• Set task: Transcribe the material in full, exactly as written.

• Stored data:
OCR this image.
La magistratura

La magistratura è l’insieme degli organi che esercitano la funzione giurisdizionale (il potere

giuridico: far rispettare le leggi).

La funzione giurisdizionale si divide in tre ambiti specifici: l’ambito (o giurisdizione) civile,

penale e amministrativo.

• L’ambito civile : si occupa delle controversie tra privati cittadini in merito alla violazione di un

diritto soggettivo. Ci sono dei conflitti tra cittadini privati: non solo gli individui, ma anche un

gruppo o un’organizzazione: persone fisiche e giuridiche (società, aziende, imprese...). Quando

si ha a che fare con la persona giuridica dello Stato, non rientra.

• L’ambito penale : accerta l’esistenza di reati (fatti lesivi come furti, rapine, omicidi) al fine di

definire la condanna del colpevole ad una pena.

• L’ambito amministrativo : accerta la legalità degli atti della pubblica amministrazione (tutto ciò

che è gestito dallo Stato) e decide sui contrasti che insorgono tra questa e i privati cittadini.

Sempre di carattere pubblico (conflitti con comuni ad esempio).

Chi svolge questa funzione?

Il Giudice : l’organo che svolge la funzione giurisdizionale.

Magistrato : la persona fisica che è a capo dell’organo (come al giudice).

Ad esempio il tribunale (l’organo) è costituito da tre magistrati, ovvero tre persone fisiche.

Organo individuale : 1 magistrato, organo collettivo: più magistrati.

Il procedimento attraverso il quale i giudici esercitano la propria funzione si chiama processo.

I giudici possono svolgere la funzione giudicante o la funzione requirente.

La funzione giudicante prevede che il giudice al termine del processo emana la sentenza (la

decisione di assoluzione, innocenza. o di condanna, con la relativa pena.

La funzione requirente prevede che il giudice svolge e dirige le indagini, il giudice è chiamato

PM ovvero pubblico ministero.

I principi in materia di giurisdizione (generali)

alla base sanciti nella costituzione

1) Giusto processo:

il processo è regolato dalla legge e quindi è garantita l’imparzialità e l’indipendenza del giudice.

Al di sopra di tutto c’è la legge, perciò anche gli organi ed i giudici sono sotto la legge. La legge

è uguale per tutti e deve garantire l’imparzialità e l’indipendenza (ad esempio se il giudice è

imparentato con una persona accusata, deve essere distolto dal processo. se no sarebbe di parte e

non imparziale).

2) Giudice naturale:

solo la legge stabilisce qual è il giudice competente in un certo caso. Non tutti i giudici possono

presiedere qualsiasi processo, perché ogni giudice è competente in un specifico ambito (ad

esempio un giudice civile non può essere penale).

• The solution:
OCR this image.
La magistratura

La magistratura è l’insieme degli organi che esercitano la funzione giurisdizionale (il potere

giuridico: far rispettare le leggi).

La funzione giurisdizionale si divide in tre ambiti specifici: l’ambito (o giurisdizione) civile,

penale e amministrativo.

• L’ambito civile : si occupa delle controversie tra privati cittadini in merito alla violazione di un

diritto soggettivo. Ci sono dei conflitti tra cittadini privati: non solo gli individui, ma anche un

gruppo o un’organizzazione: persone fisiche e giuridiche (società, aziende, imprese...). Quando

si ha a che fare con la persona giuridica dello Stato, non rientra.

• L’ambito penale : accerta l’esistenza di reati (fatti lesivi come furti, rapine, omicidi) al fine di

definire la condanna del colpevole ad una pena.

• L’ambito amministrativo : accerta la legalità degli atti della pubblica amministrazione (tutto ciò

che è gestito dallo Stato) e decide sui contrasti che insorgono tra questa e i privati cittadini.

Sempre di carattere pubblico (conflitti con comuni ad esempio).

Chi svolge questa funzione?

Il Giudice : l’organo che svolge la funzione giurisdizionale.

Magistrato : la persona fisica che è a capo dell’organo (come al giudice).

Ad esempio il tribunale (l’organo) è costituito da tre magistrati, ovvero tre persone fisiche.

Organo individuale : 1 magistrato, organo collettivo: più magistrati.

Il procedimento attraverso il quale i giudici esercitano la propria funzione si chiama processo.

I giudici possono svolgere la funzione giudicante o la funzione requirente.

La funzione giudicante prevede che il giudice al termine del processo emana la sentenza (la

decisione di assoluzione, innocenza. o di condanna, con la relativa pena.

La funzione requirente prevede che il giudice svolge e dirige le indagini, il giudice è chiamato

PM ovvero pubblico ministero.

I principi in materia di giurisdizione (generali)

alla base sanciti nella costituzione

1) Giusto processo:

il processo è regolato dalla legge e quindi è garantita l’imparzialità e l’indipendenza del giudice.

Al di sopra di tutto c’è la legge, perciò anche gli organi ed i giudici sono sotto la legge. La legge

è uguale per tutti e deve garantire l’imparzialità e l’indipendenza (ad esempio se il giudice è

imparentato con una persona accusata, deve essere distolto dal processo. se no sarebbe di parte e

non imparziale).

2) Giudice naturale:

solo la legge stabilisce qual è il giudice competente in un certo caso. Non tutti i giudici possono

presiedere qualsiasi processo, perché ogni giudice è competente in un specifico ambito (ad

esempio un giudice civile non può essere penale).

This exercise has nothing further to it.